**Your task**: Read through the data and count the lines that contain the string "JSON"; give only the result.

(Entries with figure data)

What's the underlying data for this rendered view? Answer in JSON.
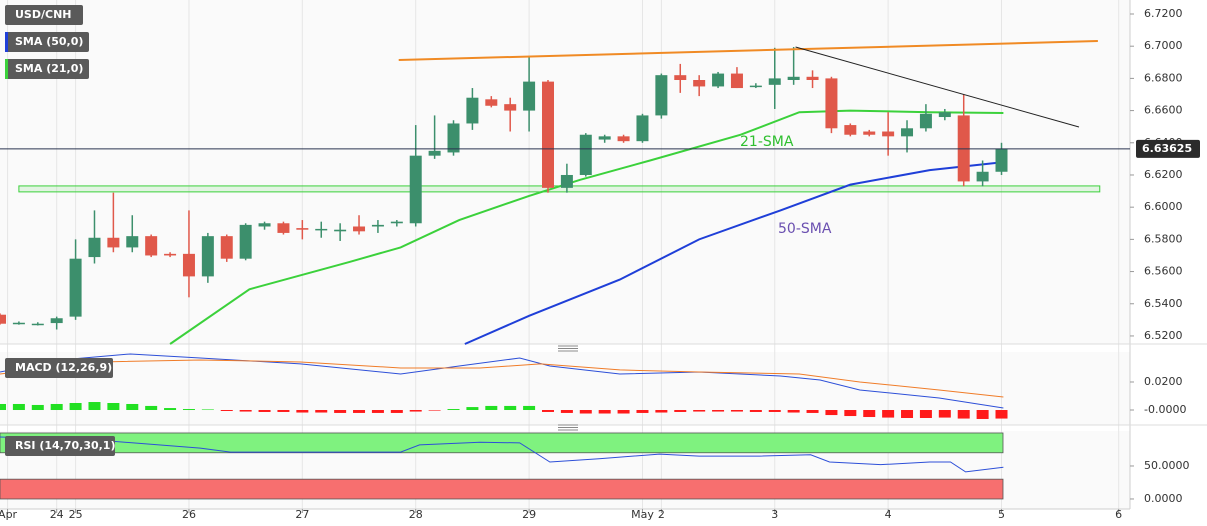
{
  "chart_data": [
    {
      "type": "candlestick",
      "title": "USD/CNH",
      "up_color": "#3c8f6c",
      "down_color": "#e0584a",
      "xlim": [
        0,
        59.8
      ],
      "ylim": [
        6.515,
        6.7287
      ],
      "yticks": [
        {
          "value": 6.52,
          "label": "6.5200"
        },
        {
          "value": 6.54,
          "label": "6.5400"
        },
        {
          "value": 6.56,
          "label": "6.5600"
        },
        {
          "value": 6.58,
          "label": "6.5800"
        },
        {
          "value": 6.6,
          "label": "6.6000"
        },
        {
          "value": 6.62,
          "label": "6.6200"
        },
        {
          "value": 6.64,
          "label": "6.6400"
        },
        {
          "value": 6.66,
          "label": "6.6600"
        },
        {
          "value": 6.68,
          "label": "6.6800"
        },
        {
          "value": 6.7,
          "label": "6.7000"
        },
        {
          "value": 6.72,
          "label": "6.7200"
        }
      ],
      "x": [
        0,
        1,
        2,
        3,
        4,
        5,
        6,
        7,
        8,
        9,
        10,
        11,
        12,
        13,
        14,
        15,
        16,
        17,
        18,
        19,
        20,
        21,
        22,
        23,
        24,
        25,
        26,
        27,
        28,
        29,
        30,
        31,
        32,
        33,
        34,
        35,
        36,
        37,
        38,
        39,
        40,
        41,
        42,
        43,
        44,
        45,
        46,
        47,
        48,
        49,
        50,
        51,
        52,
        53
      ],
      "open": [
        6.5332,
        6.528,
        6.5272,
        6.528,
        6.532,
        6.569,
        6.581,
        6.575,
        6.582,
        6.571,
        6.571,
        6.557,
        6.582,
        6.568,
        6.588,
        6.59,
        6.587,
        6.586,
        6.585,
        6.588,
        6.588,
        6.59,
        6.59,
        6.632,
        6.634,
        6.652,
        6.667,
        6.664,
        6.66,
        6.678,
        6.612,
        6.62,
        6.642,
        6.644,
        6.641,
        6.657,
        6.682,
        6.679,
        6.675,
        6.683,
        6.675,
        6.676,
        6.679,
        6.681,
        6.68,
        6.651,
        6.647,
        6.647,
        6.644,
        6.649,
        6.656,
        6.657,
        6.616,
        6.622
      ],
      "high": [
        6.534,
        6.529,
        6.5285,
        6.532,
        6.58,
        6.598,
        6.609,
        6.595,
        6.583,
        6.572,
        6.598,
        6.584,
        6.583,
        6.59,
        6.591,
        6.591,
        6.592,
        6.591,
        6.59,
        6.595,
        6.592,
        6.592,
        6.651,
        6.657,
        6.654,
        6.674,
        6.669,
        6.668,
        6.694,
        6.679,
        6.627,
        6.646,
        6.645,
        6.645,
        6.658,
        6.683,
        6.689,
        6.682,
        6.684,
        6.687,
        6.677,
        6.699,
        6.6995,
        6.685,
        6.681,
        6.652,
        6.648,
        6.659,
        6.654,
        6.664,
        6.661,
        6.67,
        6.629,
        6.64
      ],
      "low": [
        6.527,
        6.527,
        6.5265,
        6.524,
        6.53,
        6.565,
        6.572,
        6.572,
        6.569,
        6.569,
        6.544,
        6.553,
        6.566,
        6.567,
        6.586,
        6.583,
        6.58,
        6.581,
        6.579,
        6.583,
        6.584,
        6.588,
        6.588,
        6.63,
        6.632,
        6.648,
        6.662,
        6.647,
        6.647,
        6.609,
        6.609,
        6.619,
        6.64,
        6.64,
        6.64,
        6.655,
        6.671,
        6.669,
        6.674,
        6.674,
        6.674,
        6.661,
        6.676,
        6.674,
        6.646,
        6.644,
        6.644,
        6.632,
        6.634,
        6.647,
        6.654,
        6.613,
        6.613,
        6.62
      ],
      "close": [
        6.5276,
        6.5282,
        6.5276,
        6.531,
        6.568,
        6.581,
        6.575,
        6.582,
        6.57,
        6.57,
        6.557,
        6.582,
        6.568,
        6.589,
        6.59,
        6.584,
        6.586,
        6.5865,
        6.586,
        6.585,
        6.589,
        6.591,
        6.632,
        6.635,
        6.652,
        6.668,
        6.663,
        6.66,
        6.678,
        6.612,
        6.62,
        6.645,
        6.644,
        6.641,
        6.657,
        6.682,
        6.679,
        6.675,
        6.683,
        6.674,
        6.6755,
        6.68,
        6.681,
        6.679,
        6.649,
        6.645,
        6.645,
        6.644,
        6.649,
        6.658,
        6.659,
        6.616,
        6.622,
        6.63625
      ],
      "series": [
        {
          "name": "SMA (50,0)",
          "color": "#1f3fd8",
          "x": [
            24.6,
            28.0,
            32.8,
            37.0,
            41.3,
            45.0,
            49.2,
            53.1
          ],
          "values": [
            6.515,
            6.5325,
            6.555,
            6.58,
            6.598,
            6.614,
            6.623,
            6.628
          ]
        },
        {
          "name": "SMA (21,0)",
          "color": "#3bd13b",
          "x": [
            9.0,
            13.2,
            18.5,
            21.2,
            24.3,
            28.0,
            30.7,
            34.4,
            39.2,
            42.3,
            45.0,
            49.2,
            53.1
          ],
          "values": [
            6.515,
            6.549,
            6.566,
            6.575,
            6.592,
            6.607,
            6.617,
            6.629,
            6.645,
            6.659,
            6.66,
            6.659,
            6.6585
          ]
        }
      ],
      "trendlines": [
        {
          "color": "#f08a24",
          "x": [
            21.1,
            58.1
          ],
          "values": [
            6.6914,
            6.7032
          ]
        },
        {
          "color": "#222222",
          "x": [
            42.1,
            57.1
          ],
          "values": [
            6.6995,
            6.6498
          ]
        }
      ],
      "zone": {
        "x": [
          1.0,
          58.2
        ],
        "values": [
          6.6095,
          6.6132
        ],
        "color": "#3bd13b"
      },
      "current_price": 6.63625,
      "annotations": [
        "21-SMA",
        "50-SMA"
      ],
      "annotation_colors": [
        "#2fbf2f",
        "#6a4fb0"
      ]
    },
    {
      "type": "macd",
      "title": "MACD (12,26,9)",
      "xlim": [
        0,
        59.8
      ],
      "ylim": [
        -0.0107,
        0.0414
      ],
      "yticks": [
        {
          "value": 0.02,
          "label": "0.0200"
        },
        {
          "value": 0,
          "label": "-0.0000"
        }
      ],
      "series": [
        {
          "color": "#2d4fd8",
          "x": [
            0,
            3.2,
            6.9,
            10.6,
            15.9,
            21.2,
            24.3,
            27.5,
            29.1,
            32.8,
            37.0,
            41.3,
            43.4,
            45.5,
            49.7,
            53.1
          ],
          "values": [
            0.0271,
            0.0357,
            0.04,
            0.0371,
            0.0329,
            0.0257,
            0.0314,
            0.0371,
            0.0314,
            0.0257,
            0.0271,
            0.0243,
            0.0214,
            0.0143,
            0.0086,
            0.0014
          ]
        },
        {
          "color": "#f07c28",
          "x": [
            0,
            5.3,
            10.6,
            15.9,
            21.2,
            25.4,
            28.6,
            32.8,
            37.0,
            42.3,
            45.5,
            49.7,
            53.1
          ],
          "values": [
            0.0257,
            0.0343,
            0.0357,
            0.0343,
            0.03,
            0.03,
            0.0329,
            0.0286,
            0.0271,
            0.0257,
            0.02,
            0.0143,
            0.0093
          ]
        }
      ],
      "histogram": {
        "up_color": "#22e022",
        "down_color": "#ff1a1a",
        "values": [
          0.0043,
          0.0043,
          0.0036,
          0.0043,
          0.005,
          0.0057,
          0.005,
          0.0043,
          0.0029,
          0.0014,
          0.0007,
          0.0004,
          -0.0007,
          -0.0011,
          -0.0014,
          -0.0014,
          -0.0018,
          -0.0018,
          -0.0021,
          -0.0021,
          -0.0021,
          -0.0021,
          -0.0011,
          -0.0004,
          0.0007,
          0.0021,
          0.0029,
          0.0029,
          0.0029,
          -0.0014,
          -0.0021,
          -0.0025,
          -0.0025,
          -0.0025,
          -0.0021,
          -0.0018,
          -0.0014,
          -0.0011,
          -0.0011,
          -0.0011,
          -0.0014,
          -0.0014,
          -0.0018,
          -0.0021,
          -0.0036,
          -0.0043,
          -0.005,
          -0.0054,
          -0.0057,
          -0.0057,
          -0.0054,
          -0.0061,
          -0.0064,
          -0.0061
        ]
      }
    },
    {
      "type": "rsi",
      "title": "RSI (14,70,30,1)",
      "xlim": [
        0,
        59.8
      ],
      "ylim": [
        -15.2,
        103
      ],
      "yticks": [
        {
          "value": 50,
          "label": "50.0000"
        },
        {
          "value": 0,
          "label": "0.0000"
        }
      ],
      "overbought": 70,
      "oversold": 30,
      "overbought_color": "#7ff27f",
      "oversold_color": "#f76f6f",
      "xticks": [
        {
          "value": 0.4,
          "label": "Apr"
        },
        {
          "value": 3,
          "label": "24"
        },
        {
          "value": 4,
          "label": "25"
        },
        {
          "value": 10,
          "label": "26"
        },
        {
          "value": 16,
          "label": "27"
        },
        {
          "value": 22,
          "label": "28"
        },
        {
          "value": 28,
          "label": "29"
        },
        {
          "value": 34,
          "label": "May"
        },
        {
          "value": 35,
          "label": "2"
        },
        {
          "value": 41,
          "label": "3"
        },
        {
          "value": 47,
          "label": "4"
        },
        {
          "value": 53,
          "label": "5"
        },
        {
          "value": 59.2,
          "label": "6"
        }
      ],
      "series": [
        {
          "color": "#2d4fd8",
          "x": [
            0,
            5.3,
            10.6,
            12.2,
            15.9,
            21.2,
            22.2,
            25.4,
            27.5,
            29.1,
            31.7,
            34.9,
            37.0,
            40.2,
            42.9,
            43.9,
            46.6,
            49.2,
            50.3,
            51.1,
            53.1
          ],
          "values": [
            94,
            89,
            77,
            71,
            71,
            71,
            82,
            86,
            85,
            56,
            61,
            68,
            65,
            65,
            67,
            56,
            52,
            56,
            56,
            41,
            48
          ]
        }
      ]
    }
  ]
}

* * *

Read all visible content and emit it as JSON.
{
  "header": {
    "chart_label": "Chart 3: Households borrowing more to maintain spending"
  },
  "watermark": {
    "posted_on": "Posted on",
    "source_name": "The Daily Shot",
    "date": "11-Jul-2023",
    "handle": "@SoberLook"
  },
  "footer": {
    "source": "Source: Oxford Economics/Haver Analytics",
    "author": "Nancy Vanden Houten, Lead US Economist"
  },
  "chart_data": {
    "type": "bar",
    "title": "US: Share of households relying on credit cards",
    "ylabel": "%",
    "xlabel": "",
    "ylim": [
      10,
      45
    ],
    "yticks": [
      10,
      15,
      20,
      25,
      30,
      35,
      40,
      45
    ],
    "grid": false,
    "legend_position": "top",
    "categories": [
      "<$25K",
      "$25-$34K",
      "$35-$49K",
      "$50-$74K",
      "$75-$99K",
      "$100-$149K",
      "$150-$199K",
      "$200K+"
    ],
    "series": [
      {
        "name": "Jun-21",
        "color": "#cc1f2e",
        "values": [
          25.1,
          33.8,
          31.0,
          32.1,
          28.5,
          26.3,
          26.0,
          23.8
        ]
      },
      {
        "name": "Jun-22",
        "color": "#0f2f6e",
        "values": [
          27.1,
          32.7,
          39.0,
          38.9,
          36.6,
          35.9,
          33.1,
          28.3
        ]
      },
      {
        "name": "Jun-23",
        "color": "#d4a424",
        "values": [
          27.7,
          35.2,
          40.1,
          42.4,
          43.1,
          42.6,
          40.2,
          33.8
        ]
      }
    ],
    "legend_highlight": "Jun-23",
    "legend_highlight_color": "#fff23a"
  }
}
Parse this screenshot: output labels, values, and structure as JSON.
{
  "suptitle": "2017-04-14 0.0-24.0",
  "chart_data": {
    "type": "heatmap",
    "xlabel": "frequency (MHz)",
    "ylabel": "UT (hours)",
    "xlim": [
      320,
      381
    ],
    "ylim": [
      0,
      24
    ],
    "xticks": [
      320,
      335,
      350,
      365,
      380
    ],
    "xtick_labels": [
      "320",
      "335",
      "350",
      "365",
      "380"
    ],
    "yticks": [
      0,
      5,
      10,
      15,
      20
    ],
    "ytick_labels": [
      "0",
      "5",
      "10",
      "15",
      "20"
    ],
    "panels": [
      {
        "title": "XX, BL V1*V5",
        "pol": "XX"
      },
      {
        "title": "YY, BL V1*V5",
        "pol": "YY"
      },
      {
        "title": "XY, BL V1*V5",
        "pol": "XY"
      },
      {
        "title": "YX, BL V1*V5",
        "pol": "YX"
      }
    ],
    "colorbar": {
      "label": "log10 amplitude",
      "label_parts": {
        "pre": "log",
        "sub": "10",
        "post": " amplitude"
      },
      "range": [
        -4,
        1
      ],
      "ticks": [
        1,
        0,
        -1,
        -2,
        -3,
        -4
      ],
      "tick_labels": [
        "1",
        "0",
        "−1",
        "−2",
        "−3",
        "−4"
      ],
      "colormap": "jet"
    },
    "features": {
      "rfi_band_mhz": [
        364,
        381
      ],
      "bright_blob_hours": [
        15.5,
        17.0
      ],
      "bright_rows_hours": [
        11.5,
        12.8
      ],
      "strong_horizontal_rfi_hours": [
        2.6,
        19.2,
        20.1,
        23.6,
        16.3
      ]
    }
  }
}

...

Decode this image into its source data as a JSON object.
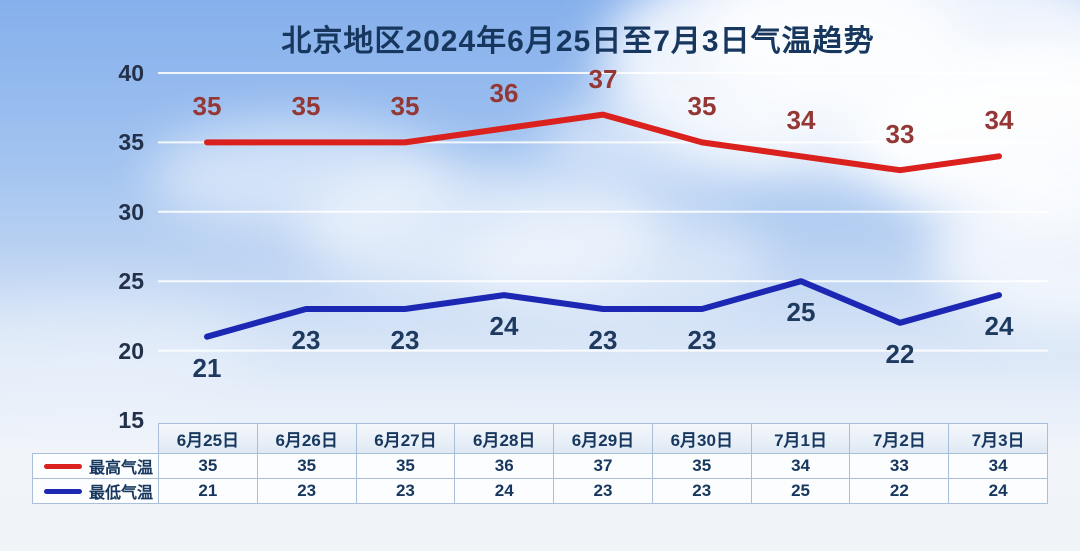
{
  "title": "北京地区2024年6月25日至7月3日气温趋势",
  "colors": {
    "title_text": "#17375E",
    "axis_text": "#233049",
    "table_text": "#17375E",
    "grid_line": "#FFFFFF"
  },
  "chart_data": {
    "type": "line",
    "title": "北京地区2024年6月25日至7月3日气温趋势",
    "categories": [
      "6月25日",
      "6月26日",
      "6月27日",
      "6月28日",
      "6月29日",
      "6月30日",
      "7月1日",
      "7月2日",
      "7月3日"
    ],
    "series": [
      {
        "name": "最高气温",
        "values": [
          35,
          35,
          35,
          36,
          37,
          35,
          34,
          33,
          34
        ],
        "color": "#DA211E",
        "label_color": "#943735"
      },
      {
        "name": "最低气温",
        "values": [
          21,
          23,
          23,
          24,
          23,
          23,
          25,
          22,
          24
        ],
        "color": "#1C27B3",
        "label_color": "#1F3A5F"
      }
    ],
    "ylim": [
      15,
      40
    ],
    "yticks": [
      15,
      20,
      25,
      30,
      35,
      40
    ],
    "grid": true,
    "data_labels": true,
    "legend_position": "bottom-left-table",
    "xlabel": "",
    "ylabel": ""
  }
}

**Right answer**: 4